→ **WORK TO BE COMPLETED**
Everything in the listing should be restated word for word.

══ MATERIAL PROVIDED ══

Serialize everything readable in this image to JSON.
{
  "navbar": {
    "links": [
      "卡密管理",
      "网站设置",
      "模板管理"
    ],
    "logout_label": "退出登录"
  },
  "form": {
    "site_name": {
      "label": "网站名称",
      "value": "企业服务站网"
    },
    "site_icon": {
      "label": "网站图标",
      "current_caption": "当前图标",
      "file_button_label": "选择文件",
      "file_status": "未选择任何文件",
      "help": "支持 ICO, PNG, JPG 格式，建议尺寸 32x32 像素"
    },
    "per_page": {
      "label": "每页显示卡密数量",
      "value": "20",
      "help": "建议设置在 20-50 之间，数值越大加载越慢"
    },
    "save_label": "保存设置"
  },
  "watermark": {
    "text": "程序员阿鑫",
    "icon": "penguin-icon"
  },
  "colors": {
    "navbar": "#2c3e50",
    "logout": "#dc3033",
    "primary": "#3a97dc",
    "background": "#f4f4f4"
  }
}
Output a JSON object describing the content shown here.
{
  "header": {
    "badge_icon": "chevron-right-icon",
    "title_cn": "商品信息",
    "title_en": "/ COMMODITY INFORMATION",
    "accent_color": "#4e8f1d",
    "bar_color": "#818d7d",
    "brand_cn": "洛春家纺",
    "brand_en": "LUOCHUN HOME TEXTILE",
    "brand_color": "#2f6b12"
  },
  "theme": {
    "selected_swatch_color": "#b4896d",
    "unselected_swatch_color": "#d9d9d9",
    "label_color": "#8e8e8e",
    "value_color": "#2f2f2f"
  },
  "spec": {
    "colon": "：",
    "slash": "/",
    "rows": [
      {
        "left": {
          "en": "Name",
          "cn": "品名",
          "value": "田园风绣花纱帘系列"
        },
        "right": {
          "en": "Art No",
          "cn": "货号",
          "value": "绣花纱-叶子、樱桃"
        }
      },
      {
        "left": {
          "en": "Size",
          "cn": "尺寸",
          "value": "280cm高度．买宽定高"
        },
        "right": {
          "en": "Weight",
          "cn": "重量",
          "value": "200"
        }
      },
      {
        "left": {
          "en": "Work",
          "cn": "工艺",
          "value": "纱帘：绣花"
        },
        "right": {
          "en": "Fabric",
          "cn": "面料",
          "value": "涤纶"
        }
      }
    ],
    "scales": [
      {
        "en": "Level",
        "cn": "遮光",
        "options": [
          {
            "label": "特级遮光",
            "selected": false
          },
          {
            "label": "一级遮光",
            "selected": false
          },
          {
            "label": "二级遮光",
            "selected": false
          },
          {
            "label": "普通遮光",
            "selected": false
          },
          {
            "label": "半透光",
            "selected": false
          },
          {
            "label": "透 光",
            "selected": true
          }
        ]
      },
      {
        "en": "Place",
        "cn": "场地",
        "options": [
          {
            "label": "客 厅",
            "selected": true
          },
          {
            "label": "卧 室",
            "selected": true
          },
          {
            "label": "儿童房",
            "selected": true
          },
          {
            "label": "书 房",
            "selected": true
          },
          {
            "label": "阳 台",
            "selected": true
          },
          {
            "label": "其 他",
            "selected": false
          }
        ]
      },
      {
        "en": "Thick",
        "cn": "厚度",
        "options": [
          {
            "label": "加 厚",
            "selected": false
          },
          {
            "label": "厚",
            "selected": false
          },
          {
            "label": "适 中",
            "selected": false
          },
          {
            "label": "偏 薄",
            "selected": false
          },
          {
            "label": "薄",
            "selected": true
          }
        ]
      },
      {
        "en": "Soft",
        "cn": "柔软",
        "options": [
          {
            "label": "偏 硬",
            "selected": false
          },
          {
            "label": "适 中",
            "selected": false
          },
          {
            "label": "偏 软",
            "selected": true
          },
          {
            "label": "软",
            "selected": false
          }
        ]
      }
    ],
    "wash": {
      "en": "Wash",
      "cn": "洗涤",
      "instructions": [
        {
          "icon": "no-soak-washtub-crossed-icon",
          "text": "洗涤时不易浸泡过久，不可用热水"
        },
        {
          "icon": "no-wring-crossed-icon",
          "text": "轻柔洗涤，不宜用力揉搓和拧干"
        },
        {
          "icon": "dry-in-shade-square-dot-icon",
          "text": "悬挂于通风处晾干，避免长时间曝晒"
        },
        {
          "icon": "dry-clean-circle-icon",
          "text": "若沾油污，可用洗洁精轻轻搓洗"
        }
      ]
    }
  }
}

═══

→ **EXERCISE OUTPUT**
Serialize everything readable in this image to JSON.
{
  "navbar": {
    "links": [
      "卡密管理",
      "网站设置",
      "模板管理"
    ],
    "logout_label": "退出登录"
  },
  "form": {
    "site_name": {
      "label": "网站名称",
      "value": "企业服务站网"
    },
    "site_icon": {
      "label": "网站图标",
      "current_caption": "当前图标",
      "file_button_label": "选择文件",
      "file_status": "未选择任何文件",
      "help": "支持 ICO, PNG, JPG 格式，建议尺寸 32x32 像素"
    },
    "per_page": {
      "label": "每页显示卡密数量",
      "value": "20",
      "help": "建议设置在 20-50 之间，数值越大加载越慢"
    },
    "save_label": "保存设置"
  },
  "watermark": {
    "text": "程序员阿鑫",
    "icon": "penguin-icon"
  },
  "colors": {
    "navbar": "#2c3e50",
    "logout": "#dc3033",
    "primary": "#3a97dc",
    "background": "#f4f4f4"
  }
}
Output a JSON object describing the content shown here.
{
  "header": {
    "badge_icon": "chevron-right-icon",
    "title_cn": "商品信息",
    "title_en": "/ COMMODITY INFORMATION",
    "accent_color": "#4e8f1d",
    "bar_color": "#818d7d",
    "brand_cn": "洛春家纺",
    "brand_en": "LUOCHUN HOME TEXTILE",
    "brand_color": "#2f6b12"
  },
  "theme": {
    "selected_swatch_color": "#b4896d",
    "unselected_swatch_color": "#d9d9d9",
    "label_color": "#8e8e8e",
    "value_color": "#2f2f2f"
  },
  "spec": {
    "colon": "：",
    "slash": "/",
    "rows": [
      {
        "left": {
          "en": "Name",
          "cn": "品名",
          "value": "田园风绣花纱帘系列"
        },
        "right": {
          "en": "Art No",
          "cn": "货号",
          "value": "绣花纱-叶子、樱桃"
        }
      },
      {
        "left": {
          "en": "Size",
          "cn": "尺寸",
          "value": "280cm高度．买宽定高"
        },
        "right": {
          "en": "Weight",
          "cn": "重量",
          "value": "200"
        }
      },
      {
        "left": {
          "en": "Work",
          "cn": "工艺",
          "value": "纱帘：绣花"
        },
        "right": {
          "en": "Fabric",
          "cn": "面料",
          "value": "涤纶"
        }
      }
    ],
    "scales": [
      {
        "en": "Level",
        "cn": "遮光",
        "options": [
          {
            "label": "特级遮光",
            "selected": false
          },
          {
            "label": "一级遮光",
            "selected": false
          },
          {
            "label": "二级遮光",
            "selected": false
          },
          {
            "label": "普通遮光",
            "selected": false
          },
          {
            "label": "半透光",
            "selected": false
          },
          {
            "label": "透 光",
            "selected": true
          }
        ]
      },
      {
        "en": "Place",
        "cn": "场地",
        "options": [
          {
            "label": "客 厅",
            "selected": true
          },
          {
            "label": "卧 室",
            "selected": true
          },
          {
            "label": "儿童房",
            "selected": true
          },
          {
            "label": "书 房",
            "selected": true
          },
          {
            "label": "阳 台",
            "selected": true
          },
          {
            "label": "其 他",
            "selected": false
          }
        ]
      },
      {
        "en": "Thick",
        "cn": "厚度",
        "options": [
          {
            "label": "加 厚",
            "selected": false
          },
          {
            "label": "厚",
            "selected": false
          },
          {
            "label": "适 中",
            "selected": false
          },
          {
            "label": "偏 薄",
            "selected": false
          },
          {
            "label": "薄",
            "selected": true
          }
        ]
      },
      {
        "en": "Soft",
        "cn": "柔软",
        "options": [
          {
            "label": "偏 硬",
            "selected": false
          },
          {
            "label": "适 中",
            "selected": false
          },
          {
            "label": "偏 软",
            "selected": true
          },
          {
            "label": "软",
            "selected": false
          }
        ]
      }
    ],
    "wash": {
      "en": "Wash",
      "cn": "洗涤",
      "instructions": [
        {
          "icon": "no-soak-washtub-crossed-icon",
          "text": "洗涤时不易浸泡过久，不可用热水"
        },
        {
          "icon": "no-wring-crossed-icon",
          "text": "轻柔洗涤，不宜用力揉搓和拧干"
        },
        {
          "icon": "dry-in-shade-square-dot-icon",
          "text": "悬挂于通风处晾干，避免长时间曝晒"
        },
        {
          "icon": "dry-clean-circle-icon",
          "text": "若沾油污，可用洗洁精轻轻搓洗"
        }
      ]
    }
  }
}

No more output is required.